** EXTRACTED INFORMATION **
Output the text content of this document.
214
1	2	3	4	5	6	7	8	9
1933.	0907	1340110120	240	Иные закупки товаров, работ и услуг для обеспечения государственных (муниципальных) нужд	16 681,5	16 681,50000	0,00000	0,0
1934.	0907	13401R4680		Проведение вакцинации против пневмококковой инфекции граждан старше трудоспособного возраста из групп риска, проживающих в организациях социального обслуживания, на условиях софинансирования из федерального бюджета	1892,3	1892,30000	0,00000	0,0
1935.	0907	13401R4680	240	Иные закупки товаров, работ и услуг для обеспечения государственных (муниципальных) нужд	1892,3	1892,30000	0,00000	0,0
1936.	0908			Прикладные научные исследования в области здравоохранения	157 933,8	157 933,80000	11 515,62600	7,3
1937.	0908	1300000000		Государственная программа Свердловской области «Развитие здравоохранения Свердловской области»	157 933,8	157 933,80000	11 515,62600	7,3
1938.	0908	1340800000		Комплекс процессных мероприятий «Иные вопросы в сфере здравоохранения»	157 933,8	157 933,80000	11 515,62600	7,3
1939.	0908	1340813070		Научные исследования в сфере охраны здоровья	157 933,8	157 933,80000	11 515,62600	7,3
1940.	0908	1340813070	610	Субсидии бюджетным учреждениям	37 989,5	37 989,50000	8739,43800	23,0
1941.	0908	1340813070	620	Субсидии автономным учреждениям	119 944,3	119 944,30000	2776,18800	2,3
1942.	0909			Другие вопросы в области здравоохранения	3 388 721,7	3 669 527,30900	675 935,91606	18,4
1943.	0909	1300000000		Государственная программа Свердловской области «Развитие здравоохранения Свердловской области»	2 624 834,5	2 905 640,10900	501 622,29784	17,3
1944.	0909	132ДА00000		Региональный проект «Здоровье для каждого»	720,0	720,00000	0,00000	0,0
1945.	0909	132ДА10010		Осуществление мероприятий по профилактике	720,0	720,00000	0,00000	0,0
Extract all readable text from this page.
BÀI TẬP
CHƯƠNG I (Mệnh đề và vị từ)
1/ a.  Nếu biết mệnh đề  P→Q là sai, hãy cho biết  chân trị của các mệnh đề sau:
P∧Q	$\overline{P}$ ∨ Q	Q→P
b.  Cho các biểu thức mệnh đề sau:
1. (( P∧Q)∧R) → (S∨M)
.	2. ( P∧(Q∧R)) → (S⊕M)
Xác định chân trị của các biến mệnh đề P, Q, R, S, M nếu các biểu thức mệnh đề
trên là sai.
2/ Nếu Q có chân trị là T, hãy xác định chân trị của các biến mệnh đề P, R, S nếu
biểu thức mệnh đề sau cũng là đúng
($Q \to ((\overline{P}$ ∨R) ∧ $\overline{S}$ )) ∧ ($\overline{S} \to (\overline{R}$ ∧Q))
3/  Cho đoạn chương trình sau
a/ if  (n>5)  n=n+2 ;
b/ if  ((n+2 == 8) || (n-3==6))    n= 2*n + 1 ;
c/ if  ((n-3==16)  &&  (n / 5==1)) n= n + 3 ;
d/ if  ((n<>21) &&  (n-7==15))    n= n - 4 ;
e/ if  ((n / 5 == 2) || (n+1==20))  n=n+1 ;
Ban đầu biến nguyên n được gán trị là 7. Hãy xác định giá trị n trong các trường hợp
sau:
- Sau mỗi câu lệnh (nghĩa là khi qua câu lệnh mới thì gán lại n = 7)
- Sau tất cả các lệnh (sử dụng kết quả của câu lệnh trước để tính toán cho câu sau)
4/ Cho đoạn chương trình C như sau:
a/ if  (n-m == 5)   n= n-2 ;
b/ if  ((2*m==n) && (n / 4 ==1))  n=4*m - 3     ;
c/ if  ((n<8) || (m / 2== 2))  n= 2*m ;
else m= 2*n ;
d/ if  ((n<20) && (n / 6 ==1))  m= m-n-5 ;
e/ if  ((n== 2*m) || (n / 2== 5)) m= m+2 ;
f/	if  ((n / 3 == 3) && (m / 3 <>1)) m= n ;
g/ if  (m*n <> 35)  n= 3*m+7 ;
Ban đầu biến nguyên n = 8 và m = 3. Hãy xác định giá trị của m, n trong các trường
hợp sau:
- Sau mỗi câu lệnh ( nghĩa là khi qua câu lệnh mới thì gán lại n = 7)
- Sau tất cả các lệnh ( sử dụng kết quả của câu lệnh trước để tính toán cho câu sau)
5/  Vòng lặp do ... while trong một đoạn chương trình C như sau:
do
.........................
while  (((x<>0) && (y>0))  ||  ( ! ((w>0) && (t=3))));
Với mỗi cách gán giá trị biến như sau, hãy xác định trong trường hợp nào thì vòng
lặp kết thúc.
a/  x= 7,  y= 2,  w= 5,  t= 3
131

** DIRECTIONS **
Identify and copy the lines holding the word "нужд".

** REPLY **
1933.	0907	1340110120	240	Иные закупки товаров, работ и услуг для обеспечения государственных (муниципальных) нужд	16 681,5	16 681,50000	0,00000	0,0
1935.	0907	13401R4680	240	Иные закупки товаров, работ и услуг для обеспечения государственных (муниципальных) нужд	1892,3	1892,30000	0,00000	0,0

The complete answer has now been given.